Il Vetiver, oltre assommare tutti i vantaggi collegati alla coltivazioni di biomasse perenni per cogenerazione, riunisce alcune caratteristiche di estrema importanza in un ambito di agricoltura sostenibile anche su piccola o piccolissima scala. L’enorme sviluppo verticale del fascio radicale del Vetiver (anche oltre i 5m di profondità) è in grado di frenare pericolosi fenomeni di erosione e dilavamento oltre ad essere in grado di mobilitare i micro e macro nutrienti bloccati spesso negli strati più profondi del terreno rendendoli disponibili per altre coltivazioni. Come beneficio accessorio le sue radici possono divenire “nicchia ambientale” per lo sviluppo di micorrize arbuscolari e, conseguentemente, per la produzione di  glomalina oltre a dare ospitalità a buona parte degli organismi della  Soil FoodWeb fondamentale per il mantenimento di una fertilità naturale del suolo. E, vantaggio non da poco, è la selezione naturale di una varietà, (niente ogm) che può essere propagata unicamente per via vegetativa ed è inserita nella catena alimentare dei ruminanti: il rischio di fenomeni di invasività di specie alloctone è ridotta a zero.

ESTRATTO DATI →
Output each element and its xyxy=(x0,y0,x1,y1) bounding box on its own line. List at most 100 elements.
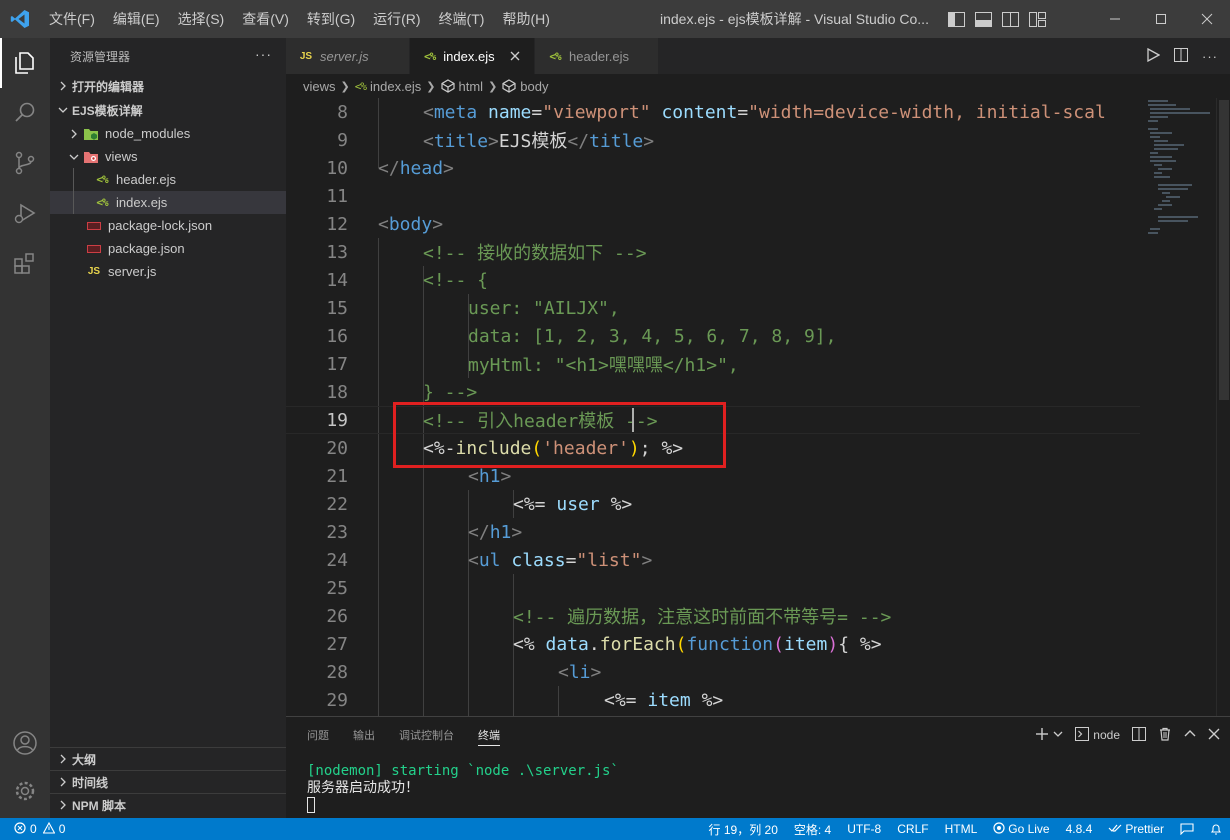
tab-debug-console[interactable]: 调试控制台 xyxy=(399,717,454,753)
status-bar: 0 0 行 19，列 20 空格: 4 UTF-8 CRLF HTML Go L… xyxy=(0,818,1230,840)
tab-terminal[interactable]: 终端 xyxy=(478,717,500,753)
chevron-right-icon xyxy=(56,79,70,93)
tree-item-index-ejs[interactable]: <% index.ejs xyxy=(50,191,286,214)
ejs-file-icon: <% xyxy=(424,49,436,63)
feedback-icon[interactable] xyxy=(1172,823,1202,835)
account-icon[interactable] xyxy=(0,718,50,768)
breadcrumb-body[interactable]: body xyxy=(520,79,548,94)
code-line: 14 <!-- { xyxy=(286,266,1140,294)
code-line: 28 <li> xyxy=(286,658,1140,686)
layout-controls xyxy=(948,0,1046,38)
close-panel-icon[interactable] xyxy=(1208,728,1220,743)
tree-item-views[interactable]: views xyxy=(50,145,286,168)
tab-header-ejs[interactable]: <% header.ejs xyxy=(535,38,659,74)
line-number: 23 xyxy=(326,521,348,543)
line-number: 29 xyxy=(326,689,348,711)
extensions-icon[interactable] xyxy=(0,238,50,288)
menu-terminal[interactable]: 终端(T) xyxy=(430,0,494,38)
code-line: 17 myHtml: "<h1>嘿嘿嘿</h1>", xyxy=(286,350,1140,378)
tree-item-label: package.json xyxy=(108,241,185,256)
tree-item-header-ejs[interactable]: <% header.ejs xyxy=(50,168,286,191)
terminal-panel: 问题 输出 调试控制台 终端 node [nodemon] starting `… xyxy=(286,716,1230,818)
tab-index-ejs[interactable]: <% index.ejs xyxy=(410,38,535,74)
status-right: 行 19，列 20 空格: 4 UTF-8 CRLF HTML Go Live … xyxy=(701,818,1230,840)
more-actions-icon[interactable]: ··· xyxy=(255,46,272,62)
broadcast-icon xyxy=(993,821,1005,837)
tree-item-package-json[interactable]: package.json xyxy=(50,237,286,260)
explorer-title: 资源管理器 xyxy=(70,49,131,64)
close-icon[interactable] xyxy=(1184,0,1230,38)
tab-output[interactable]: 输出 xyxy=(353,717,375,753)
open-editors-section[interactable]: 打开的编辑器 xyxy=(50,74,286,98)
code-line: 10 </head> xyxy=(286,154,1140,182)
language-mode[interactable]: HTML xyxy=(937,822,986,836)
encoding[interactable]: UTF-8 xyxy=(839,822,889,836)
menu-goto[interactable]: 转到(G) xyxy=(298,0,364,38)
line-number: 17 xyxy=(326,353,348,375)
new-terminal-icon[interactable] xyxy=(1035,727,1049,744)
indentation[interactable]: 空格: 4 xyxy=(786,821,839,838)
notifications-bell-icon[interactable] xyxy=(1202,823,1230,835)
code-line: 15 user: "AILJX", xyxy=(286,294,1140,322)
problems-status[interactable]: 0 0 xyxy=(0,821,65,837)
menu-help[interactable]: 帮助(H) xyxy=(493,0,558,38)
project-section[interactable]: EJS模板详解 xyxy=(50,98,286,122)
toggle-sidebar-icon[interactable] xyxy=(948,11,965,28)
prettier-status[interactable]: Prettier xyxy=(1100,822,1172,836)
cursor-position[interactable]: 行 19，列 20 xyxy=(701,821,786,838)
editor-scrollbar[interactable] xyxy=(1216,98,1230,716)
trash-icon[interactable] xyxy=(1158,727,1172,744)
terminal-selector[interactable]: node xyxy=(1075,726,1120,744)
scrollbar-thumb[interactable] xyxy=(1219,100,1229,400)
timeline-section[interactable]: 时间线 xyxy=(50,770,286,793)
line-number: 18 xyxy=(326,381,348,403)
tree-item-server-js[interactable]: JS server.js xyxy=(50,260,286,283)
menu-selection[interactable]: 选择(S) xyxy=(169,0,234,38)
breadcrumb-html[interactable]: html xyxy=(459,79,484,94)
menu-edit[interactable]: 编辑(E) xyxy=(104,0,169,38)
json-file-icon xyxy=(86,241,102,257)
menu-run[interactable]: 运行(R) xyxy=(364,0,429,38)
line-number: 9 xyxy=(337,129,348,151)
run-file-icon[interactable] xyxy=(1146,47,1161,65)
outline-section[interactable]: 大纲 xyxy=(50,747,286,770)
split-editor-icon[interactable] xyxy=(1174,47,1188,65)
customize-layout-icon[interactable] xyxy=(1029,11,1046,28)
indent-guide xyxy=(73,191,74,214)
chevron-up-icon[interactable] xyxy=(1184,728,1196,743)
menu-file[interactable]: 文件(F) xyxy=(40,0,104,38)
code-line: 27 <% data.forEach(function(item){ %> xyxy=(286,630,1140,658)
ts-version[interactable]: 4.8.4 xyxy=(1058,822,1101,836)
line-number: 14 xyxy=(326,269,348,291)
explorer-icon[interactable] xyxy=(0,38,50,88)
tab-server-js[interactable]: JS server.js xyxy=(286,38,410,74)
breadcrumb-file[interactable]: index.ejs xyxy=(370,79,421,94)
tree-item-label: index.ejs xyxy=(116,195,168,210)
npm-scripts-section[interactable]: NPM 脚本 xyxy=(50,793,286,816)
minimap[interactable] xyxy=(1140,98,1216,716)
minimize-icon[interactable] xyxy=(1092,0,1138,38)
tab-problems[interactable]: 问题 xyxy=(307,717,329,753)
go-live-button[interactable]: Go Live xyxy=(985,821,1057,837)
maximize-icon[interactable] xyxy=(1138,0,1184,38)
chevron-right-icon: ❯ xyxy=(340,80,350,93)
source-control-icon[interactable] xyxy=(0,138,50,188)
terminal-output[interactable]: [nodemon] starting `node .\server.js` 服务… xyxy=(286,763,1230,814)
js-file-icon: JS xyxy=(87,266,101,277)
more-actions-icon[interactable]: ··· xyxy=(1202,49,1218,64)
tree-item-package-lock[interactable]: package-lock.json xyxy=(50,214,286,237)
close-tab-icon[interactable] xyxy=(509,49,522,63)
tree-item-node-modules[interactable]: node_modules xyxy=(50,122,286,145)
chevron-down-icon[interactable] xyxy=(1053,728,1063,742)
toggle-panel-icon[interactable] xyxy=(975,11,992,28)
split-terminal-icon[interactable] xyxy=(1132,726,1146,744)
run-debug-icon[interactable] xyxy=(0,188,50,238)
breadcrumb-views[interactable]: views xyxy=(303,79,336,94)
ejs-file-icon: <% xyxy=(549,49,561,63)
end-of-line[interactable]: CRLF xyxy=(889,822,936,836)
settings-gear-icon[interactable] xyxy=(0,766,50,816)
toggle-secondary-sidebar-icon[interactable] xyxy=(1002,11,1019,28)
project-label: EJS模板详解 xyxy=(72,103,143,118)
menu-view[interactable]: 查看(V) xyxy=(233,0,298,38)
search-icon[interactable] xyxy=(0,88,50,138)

CONSEGNA A →
Rispondi a queste domande sul brano dedicato al Vetiver:
(i) Fino a quale profondità può arrivare il fascio radicale del Vetiver?
(ii) Di quali organismi le radici possono favorire lo sviluppo come "nicchia ambientale"?
(iii) In che modo può essere propagata la varietà descritta?
CONSEGNA B →
Elenca tutti gli effetti che il brano sul Vetiver attribuisce alle sue radici.
CONSEGNA C →
Prosegui il brano sul Vetiver partendo dopo la sua ultima frase.
I record provengono da una fonte diversa.

RISPOSTA A →
(i) Anche oltre i 5 m di profondità.
(ii) Delle micorrize arbuscolari.
(iii) Unicamente per via vegetativa.

RISPOSTA B →
- Frenare i fenomeni di erosione e dilavamento
- Mobilitare i micro e macro nutrienti bloccati negli strati più profondi del terreno, rendendoli disponibili per altre coltivazioni
- Diventare "nicchia ambientale" per lo sviluppo di micorrize arbuscolari e, di conseguenza, per la produzione di glomalina
- Ospitare buona parte degli organismi della Soil FoodWeb

RISPOSTA C →
In Italia il lavoro di sperimentazione e ricerca sulle tecnologie Open-Source collegate al Vetiver è portato avanti da Vetiver Sardegna (in fase di trasformazione in The Vetiver Network Italia ong) progetto seguito in maniera volontaria da Marco Forti e raccontato sul blog Diario della Coltivazione.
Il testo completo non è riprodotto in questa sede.